== Task directions ==
Repeat the material exactly, leaving nothing out.

== Material for the task ==
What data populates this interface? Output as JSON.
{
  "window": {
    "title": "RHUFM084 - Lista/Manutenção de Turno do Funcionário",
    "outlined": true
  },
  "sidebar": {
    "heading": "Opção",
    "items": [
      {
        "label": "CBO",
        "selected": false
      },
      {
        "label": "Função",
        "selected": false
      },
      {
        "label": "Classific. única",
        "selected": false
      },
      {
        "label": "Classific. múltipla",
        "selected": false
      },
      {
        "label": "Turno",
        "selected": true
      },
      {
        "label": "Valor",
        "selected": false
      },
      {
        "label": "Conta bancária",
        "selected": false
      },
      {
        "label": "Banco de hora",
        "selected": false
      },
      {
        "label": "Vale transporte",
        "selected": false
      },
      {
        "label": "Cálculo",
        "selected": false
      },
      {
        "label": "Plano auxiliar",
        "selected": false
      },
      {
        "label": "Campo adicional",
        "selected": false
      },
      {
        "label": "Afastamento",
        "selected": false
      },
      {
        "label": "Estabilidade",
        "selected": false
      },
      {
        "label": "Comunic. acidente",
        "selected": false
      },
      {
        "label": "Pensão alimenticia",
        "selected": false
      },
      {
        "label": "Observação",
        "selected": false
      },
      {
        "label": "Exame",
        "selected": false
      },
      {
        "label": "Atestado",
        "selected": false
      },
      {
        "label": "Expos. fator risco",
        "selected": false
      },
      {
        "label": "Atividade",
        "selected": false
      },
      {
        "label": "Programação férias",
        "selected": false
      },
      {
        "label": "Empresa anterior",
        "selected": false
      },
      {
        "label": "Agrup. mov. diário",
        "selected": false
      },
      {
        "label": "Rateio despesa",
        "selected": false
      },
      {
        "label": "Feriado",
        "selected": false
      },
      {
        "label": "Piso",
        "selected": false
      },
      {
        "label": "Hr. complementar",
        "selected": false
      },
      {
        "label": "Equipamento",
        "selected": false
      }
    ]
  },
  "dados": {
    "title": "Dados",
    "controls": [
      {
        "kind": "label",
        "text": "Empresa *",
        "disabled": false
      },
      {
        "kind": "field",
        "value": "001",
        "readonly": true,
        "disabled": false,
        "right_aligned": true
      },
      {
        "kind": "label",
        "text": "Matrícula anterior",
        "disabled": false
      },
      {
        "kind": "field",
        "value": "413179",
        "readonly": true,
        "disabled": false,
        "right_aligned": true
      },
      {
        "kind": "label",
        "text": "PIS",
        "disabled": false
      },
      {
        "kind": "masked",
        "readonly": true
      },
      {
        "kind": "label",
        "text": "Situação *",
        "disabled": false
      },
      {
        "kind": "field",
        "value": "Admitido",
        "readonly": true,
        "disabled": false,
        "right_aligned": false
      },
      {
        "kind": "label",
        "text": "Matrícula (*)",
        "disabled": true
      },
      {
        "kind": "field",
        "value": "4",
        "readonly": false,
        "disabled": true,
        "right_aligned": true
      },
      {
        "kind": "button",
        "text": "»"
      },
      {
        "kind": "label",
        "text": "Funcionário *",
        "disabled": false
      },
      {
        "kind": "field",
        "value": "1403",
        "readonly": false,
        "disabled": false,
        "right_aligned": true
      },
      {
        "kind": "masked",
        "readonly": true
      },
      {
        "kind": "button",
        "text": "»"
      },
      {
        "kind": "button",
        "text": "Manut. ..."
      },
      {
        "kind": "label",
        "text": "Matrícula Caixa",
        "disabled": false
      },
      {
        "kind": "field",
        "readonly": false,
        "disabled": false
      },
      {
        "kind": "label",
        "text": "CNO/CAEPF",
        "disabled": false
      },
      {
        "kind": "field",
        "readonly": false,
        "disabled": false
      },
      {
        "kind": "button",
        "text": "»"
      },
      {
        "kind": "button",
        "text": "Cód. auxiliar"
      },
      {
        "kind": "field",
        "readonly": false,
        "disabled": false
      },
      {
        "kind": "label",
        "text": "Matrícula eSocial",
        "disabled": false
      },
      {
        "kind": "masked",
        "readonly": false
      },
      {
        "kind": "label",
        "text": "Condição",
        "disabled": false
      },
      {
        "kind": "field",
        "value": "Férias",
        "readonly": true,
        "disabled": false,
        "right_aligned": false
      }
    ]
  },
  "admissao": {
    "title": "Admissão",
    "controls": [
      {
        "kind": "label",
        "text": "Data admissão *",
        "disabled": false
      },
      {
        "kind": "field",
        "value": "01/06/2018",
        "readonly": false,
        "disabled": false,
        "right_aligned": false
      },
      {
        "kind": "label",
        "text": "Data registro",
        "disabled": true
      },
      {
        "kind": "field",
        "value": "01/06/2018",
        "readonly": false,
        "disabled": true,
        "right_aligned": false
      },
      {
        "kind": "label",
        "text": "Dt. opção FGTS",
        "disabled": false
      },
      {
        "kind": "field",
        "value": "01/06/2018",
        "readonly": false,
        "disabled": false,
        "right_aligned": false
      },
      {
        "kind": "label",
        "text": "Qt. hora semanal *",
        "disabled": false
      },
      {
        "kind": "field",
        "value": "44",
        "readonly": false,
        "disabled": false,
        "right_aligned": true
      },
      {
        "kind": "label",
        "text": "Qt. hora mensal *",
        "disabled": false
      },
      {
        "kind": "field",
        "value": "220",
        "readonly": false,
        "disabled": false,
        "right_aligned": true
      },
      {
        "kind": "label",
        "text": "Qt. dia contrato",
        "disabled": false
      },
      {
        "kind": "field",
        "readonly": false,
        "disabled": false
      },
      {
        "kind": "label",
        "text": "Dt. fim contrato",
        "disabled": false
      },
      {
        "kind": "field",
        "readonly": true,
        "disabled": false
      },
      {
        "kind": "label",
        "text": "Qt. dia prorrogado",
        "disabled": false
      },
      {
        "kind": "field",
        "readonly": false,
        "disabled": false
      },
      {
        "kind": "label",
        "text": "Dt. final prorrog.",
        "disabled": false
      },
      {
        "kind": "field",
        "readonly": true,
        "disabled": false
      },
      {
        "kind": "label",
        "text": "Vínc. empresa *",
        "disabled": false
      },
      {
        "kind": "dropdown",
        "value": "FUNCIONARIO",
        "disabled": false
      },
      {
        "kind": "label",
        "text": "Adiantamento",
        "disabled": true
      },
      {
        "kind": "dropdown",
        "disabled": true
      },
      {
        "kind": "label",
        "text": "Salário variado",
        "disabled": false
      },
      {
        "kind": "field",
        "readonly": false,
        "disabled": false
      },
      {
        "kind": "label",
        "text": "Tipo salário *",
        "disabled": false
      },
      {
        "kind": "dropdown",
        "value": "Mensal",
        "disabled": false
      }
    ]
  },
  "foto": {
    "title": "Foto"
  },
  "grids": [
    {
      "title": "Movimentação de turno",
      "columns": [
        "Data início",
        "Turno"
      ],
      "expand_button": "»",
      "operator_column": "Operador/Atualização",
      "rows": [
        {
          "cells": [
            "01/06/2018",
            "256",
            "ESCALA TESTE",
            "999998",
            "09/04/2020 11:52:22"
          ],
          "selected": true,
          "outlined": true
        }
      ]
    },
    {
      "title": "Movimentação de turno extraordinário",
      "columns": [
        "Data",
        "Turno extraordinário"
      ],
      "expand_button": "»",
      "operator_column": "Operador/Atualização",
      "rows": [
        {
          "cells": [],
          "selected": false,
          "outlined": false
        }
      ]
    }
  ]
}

== Expected answer ==
What data populates this interface? Output as JSON.
{
  "window": {
    "title": "RHUFM084 - Lista/Manutenção de Turno do Funcionário",
    "outlined": true
  },
  "sidebar": {
    "heading": "Opção",
    "items": [
      {
        "label": "CBO",
        "selected": false
      },
      {
        "label": "Função",
        "selected": false
      },
      {
        "label": "Classific. única",
        "selected": false
      },
      {
        "label": "Classific. múltipla",
        "selected": false
      },
      {
        "label": "Turno",
        "selected": true
      },
      {
        "label": "Valor",
        "selected": false
      },
      {
        "label": "Conta bancária",
        "selected": false
      },
      {
        "label": "Banco de hora",
        "selected": false
      },
      {
        "label": "Vale transporte",
        "selected": false
      },
      {
        "label": "Cálculo",
        "selected": false
      },
      {
        "label": "Plano auxiliar",
        "selected": false
      },
      {
        "label": "Campo adicional",
        "selected": false
      },
      {
        "label": "Afastamento",
        "selected": false
      },
      {
        "label": "Estabilidade",
        "selected": false
      },
      {
        "label": "Comunic. acidente",
        "selected": false
      },
      {
        "label": "Pensão alimenticia",
        "selected": false
      },
      {
        "label": "Observação",
        "selected": false
      },
      {
        "label": "Exame",
        "selected": false
      },
      {
        "label": "Atestado",
        "selected": false
      },
      {
        "label": "Expos. fator risco",
        "selected": false
      },
      {
        "label": "Atividade",
        "selected": false
      },
      {
        "label": "Programação férias",
        "selected": false
      },
      {
        "label": "Empresa anterior",
        "selected": false
      },
      {
        "label": "Agrup. mov. diário",
        "selected": false
      },
      {
        "label": "Rateio despesa",
        "selected": false
      },
      {
        "label": "Feriado",
        "selected": false
      },
      {
        "label": "Piso",
        "selected": false
      },
      {
        "label": "Hr. complementar",
        "selected": false
      },
      {
        "label": "Equipamento",
        "selected": false
      }
    ]
  },
  "dados": {
    "title": "Dados",
    "controls": [
      {
        "kind": "label",
        "text": "Empresa *",
        "disabled": false
      },
      {
        "kind": "field",
        "value": "001",
        "readonly": true,
        "disabled": false,
        "right_aligned": true
      },
      {
        "kind": "label",
        "text": "Matrícula anterior",
        "disabled": false
      },
      {
        "kind": "field",
        "value": "413179",
        "readonly": true,
        "disabled": false,
        "right_aligned": true
      },
      {
        "kind": "label",
        "text": "PIS",
        "disabled": false
      },
      {
        "kind": "masked",
        "readonly": true
      },
      {
        "kind": "label",
        "text": "Situação *",
        "disabled": false
      },
      {
        "kind": "field",
        "value": "Admitido",
        "readonly": true,
        "disabled": false,
        "right_aligned": false
      },
      {
        "kind": "label",
        "text": "Matrícula (*)",
        "disabled": true
      },
      {
        "kind": "field",
        "value": "4",
        "readonly": false,
        "disabled": true,
        "right_aligned": true
      },
      {
        "kind": "button",
        "text": "»"
      },
      {
        "kind": "label",
        "text": "Funcionário *",
        "disabled": false
      },
      {
        "kind": "field",
        "value": "1403",
        "readonly": false,
        "disabled": false,
        "right_aligned": true
      },
      {
        "kind": "masked",
        "readonly": true
      },
      {
        "kind": "button",
        "text": "»"
      },
      {
        "kind": "button",
        "text": "Manut. ..."
      },
      {
        "kind": "label",
        "text": "Matrícula Caixa",
        "disabled": false
      },
      {
        "kind": "field",
        "readonly": false,
        "disabled": false
      },
      {
        "kind": "label",
        "text": "CNO/CAEPF",
        "disabled": false
      },
      {
        "kind": "field",
        "readonly": false,
        "disabled": false
      },
      {
        "kind": "button",
        "text": "»"
      },
      {
        "kind": "button",
        "text": "Cód. auxiliar"
      },
      {
        "kind": "field",
        "readonly": false,
        "disabled": false
      },
      {
        "kind": "label",
        "text": "Matrícula eSocial",
        "disabled": false
      },
      {
        "kind": "masked",
        "readonly": false
      },
      {
        "kind": "label",
        "text": "Condição",
        "disabled": false
      },
      {
        "kind": "field",
        "value": "Férias",
        "readonly": true,
        "disabled": false,
        "right_aligned": false
      }
    ]
  },
  "admissao": {
    "title": "Admissão",
    "controls": [
      {
        "kind": "label",
        "text": "Data admissão *",
        "disabled": false
      },
      {
        "kind": "field",
        "value": "01/06/2018",
        "readonly": false,
        "disabled": false,
        "right_aligned": false
      },
      {
        "kind": "label",
        "text": "Data registro",
        "disabled": true
      },
      {
        "kind": "field",
        "value": "01/06/2018",
        "readonly": false,
        "disabled": true,
        "right_aligned": false
      },
      {
        "kind": "label",
        "text": "Dt. opção FGTS",
        "disabled": false
      },
      {
        "kind": "field",
        "value": "01/06/2018",
        "readonly": false,
        "disabled": false,
        "right_aligned": false
      },
      {
        "kind": "label",
        "text": "Qt. hora semanal *",
        "disabled": false
      },
      {
        "kind": "field",
        "value": "44",
        "readonly": false,
        "disabled": false,
        "right_aligned": true
      },
      {
        "kind": "label",
        "text": "Qt. hora mensal *",
        "disabled": false
      },
      {
        "kind": "field",
        "value": "220",
        "readonly": false,
        "disabled": false,
        "right_aligned": true
      },
      {
        "kind": "label",
        "text": "Qt. dia contrato",
        "disabled": false
      },
      {
        "kind": "field",
        "readonly": false,
        "disabled": false
      },
      {
        "kind": "label",
        "text": "Dt. fim contrato",
        "disabled": false
      },
      {
        "kind": "field",
        "readonly": true,
        "disabled": false
      },
      {
        "kind": "label",
        "text": "Qt. dia prorrogado",
        "disabled": false
      },
      {
        "kind": "field",
        "readonly": false,
        "disabled": false
      },
      {
        "kind": "label",
        "text": "Dt. final prorrog.",
        "disabled": false
      },
      {
        "kind": "field",
        "readonly": true,
        "disabled": false
      },
      {
        "kind": "label",
        "text": "Vínc. empresa *",
        "disabled": false
      },
      {
        "kind": "dropdown",
        "value": "FUNCIONARIO",
        "disabled": false
      },
      {
        "kind": "label",
        "text": "Adiantamento",
        "disabled": true
      },
      {
        "kind": "dropdown",
        "disabled": true
      },
      {
        "kind": "label",
        "text": "Salário variado",
        "disabled": false
      },
      {
        "kind": "field",
        "readonly": false,
        "disabled": false
      },
      {
        "kind": "label",
        "text": "Tipo salário *",
        "disabled": false
      },
      {
        "kind": "dropdown",
        "value": "Mensal",
        "disabled": false
      }
    ]
  },
  "foto": {
    "title": "Foto"
  },
  "grids": [
    {
      "title": "Movimentação de turno",
      "columns": [
        "Data início",
        "Turno"
      ],
      "expand_button": "»",
      "operator_column": "Operador/Atualização",
      "rows": [
        {
          "cells": [
            "01/06/2018",
            "256",
            "ESCALA TESTE",
            "999998",
            "09/04/2020 11:52:22"
          ],
          "selected": true,
          "outlined": true
        }
      ]
    },
    {
      "title": "Movimentação de turno extraordinário",
      "columns": [
        "Data",
        "Turno extraordinário"
      ],
      "expand_button": "»",
      "operator_column": "Operador/Atualização",
      "rows": [
        {
          "cells": [],
          "selected": false,
          "outlined": false
        }
      ]
    }
  ]
}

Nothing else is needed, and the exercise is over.